● **What to work on**
Print the entire listing. Each line must match the original exactly.

● **Supplied information**
________________________

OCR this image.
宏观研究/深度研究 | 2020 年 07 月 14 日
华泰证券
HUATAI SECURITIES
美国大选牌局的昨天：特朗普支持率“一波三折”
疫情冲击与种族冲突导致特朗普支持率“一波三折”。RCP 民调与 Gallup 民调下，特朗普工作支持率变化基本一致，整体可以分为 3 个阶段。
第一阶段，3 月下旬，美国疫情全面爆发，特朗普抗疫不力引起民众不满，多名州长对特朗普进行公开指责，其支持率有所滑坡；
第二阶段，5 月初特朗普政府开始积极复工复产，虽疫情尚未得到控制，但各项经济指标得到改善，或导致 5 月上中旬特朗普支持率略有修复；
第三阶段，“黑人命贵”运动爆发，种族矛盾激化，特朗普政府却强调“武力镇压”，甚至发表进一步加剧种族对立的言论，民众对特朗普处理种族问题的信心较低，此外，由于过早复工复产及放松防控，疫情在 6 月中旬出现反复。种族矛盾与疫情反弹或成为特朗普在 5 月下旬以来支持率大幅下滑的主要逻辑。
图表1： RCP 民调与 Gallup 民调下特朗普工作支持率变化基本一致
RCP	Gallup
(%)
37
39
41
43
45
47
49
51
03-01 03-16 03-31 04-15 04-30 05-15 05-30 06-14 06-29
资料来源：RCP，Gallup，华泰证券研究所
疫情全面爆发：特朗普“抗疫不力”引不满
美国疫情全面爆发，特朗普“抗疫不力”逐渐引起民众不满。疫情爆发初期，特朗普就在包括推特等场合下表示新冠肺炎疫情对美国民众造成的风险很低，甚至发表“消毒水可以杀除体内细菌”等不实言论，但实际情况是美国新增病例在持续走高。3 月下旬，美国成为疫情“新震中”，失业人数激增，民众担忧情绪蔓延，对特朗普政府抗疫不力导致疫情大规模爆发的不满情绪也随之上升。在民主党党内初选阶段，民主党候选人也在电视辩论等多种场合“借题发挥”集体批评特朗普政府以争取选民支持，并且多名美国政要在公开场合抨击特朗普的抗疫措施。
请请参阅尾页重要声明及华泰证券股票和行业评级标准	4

________________________

● **Solution**
OCR this image.
宏观研究/深度研究 | 2020 年 07 月 14 日
华泰证券
HUATAI SECURITIES
美国大选牌局的昨天：特朗普支持率“一波三折”
疫情冲击与种族冲突导致特朗普支持率“一波三折”。RCP 民调与 Gallup 民调下，特朗普工作支持率变化基本一致，整体可以分为 3 个阶段。
第一阶段，3 月下旬，美国疫情全面爆发，特朗普抗疫不力引起民众不满，多名州长对特朗普进行公开指责，其支持率有所滑坡；
第二阶段，5 月初特朗普政府开始积极复工复产，虽疫情尚未得到控制，但各项经济指标得到改善，或导致 5 月上中旬特朗普支持率略有修复；
第三阶段，“黑人命贵”运动爆发，种族矛盾激化，特朗普政府却强调“武力镇压”，甚至发表进一步加剧种族对立的言论，民众对特朗普处理种族问题的信心较低，此外，由于过早复工复产及放松防控，疫情在 6 月中旬出现反复。种族矛盾与疫情反弹或成为特朗普在 5 月下旬以来支持率大幅下滑的主要逻辑。
图表1： RCP 民调与 Gallup 民调下特朗普工作支持率变化基本一致
RCP	Gallup
(%)
37
39
41
43
45
47
49
51
03-01 03-16 03-31 04-15 04-30 05-15 05-30 06-14 06-29
资料来源：RCP，Gallup，华泰证券研究所
疫情全面爆发：特朗普“抗疫不力”引不满
美国疫情全面爆发，特朗普“抗疫不力”逐渐引起民众不满。疫情爆发初期，特朗普就在包括推特等场合下表示新冠肺炎疫情对美国民众造成的风险很低，甚至发表“消毒水可以杀除体内细菌”等不实言论，但实际情况是美国新增病例在持续走高。3 月下旬，美国成为疫情“新震中”，失业人数激增，民众担忧情绪蔓延，对特朗普政府抗疫不力导致疫情大规模爆发的不满情绪也随之上升。在民主党党内初选阶段，民主党候选人也在电视辩论等多种场合“借题发挥”集体批评特朗普政府以争取选民支持，并且多名美国政要在公开场合抨击特朗普的抗疫措施。
请请参阅尾页重要声明及华泰证券股票和行业评级标准	4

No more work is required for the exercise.